Objective: Assemble all lines in which the string "感恩教育" appears.
+++ Input for this task +++
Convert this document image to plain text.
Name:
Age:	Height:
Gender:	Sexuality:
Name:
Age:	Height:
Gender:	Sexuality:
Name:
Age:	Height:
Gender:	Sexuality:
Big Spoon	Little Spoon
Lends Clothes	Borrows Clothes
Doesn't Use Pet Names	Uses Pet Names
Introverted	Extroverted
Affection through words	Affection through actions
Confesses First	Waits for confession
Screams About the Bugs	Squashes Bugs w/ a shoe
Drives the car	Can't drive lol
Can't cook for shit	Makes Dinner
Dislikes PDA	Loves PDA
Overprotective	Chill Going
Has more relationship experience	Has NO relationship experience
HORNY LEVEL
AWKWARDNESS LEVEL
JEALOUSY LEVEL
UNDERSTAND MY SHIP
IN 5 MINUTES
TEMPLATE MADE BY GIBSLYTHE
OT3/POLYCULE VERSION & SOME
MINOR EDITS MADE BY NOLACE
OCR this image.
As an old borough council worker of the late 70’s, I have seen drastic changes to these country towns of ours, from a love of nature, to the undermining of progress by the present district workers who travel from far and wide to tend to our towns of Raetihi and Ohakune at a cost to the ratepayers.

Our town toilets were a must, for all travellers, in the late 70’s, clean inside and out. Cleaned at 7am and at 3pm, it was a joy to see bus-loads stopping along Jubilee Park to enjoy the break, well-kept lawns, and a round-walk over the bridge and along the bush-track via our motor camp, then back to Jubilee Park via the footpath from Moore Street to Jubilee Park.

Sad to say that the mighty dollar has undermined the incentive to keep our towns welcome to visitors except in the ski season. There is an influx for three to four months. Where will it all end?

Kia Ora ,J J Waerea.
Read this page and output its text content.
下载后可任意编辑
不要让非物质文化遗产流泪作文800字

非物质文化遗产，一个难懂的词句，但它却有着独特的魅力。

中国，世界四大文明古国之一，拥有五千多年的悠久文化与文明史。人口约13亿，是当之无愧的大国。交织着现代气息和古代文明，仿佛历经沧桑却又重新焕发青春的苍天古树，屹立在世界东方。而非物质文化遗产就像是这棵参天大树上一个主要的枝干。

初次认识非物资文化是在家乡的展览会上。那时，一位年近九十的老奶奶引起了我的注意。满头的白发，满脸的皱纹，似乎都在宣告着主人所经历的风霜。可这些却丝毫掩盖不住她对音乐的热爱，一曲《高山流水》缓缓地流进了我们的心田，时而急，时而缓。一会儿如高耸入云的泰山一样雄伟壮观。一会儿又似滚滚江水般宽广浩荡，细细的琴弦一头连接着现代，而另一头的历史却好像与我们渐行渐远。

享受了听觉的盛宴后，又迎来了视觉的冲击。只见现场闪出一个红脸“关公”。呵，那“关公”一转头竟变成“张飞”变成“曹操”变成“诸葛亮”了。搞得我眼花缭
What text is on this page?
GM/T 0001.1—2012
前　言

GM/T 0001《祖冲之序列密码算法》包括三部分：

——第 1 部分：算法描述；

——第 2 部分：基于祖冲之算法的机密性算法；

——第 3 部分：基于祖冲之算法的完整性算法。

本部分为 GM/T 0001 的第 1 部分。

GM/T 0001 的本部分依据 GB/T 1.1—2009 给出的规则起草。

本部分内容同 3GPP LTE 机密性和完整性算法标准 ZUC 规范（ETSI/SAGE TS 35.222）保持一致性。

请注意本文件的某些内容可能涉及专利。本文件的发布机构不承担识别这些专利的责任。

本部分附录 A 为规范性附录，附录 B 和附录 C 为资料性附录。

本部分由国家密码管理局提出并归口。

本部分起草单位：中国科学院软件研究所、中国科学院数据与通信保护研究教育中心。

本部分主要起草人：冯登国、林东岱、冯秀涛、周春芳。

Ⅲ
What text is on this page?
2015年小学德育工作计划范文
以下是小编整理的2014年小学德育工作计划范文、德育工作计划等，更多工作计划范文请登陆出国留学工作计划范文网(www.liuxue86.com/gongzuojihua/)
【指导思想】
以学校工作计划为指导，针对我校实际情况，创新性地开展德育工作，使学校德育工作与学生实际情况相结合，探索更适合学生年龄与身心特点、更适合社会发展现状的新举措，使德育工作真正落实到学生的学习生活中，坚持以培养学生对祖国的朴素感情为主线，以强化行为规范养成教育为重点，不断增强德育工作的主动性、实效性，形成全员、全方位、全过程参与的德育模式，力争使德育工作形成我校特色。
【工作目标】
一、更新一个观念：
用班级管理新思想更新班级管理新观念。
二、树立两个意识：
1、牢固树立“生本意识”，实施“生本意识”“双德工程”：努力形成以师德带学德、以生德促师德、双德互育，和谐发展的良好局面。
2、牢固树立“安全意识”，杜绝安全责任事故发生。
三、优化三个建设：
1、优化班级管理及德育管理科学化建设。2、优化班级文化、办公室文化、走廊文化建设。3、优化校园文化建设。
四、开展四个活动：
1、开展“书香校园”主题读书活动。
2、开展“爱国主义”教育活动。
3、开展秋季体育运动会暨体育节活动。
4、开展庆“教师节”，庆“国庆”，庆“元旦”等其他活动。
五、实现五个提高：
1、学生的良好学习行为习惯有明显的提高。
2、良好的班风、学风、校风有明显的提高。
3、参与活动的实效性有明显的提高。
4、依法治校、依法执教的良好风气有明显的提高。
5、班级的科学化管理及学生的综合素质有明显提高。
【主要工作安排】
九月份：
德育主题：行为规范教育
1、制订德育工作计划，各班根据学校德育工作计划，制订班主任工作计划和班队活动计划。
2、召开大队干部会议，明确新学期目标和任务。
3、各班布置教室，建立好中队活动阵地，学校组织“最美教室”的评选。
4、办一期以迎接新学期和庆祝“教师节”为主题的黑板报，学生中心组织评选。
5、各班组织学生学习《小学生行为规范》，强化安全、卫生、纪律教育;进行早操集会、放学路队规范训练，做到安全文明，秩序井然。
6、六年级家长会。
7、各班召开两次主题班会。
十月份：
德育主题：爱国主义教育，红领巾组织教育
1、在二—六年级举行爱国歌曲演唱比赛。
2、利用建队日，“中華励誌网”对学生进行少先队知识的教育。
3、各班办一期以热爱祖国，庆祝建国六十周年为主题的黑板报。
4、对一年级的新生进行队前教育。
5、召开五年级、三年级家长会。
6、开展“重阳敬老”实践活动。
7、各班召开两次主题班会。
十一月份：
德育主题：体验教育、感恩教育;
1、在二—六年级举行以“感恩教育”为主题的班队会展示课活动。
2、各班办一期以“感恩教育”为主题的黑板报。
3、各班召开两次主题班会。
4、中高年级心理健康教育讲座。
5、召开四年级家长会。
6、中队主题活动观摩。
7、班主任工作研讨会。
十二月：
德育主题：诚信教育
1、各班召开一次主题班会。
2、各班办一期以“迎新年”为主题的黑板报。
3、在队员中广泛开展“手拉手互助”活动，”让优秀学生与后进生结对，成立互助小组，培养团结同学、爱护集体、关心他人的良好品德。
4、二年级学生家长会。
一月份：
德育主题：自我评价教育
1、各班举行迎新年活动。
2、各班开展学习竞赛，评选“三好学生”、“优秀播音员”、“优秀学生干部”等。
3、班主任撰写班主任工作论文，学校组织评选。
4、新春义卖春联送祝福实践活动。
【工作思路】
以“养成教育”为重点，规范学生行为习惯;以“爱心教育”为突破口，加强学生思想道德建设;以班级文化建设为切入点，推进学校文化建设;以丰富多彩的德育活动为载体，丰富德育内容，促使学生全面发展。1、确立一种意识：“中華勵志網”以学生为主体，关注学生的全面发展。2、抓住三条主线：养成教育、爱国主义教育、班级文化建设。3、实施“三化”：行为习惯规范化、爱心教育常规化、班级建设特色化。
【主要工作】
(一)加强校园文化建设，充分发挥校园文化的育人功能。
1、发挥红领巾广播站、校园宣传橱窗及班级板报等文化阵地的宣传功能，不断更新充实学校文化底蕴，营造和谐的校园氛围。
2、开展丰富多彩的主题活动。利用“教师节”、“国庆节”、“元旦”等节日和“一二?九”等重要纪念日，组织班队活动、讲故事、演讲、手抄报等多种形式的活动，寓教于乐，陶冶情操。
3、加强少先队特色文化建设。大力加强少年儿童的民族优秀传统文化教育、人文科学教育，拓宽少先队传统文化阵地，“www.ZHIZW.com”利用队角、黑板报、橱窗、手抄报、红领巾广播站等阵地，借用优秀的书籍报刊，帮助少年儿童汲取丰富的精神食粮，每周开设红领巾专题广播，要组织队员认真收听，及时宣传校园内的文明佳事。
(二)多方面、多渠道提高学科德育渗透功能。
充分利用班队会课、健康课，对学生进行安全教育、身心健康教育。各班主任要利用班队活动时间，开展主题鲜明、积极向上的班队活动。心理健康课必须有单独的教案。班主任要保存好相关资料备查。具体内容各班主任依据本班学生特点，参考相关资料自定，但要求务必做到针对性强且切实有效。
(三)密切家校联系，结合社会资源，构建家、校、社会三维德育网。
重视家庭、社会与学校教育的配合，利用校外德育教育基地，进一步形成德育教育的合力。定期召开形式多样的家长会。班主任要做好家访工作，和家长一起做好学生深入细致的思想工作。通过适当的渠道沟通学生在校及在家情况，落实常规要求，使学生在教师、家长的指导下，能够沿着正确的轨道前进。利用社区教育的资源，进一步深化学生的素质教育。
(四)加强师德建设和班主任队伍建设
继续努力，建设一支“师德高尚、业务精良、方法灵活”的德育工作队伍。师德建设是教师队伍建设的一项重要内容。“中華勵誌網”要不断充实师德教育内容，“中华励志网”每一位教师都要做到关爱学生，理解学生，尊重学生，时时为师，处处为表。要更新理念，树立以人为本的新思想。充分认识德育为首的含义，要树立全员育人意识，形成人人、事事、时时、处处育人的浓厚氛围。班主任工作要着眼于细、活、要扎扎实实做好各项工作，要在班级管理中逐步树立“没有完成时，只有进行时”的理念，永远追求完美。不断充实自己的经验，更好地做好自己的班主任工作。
+++
Worked answer:
德育主题：体验教育、感恩教育;
1、在二—六年级举行以“感恩教育”为主题的班队会展示课活动。
2、各班办一期以“感恩教育”为主题的黑板报。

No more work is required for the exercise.